Description of the task:
Check every line of the data below for the string "this", and copy the ones that hold it.

Given data:
+++++

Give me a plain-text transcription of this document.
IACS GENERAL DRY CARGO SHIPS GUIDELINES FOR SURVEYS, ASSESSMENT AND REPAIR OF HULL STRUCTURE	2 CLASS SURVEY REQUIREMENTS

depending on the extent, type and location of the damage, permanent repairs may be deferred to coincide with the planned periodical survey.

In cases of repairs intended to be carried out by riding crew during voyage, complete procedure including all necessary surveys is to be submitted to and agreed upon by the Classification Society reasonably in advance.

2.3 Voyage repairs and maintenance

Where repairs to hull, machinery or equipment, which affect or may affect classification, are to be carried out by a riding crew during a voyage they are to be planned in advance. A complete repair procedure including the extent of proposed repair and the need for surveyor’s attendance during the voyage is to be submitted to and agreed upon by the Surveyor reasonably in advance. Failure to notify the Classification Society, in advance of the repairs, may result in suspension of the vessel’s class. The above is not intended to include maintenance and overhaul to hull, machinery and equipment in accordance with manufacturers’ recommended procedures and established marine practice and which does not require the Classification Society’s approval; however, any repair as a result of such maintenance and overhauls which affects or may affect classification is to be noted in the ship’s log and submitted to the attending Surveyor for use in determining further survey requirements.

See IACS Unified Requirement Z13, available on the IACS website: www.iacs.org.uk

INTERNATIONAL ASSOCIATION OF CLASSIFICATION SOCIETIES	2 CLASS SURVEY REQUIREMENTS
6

+++++

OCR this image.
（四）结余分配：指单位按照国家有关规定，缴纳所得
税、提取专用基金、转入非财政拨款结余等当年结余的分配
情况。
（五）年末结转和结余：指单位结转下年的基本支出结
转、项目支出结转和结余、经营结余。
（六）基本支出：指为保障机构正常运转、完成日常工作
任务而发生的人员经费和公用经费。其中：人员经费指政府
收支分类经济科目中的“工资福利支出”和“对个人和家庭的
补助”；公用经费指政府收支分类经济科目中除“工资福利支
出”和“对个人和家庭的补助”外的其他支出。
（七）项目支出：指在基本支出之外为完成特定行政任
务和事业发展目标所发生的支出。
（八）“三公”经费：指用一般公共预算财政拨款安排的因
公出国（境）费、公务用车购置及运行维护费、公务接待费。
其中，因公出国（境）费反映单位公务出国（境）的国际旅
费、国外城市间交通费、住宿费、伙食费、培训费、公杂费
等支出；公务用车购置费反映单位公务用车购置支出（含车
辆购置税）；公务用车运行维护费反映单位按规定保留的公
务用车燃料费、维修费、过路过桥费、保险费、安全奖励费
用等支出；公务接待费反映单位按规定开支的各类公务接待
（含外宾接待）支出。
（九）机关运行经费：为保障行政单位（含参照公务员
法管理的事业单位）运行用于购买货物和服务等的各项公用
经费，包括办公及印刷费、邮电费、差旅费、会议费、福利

+++++

Exercise response:
Give me a plain-text transcription of this document.
OCR this image.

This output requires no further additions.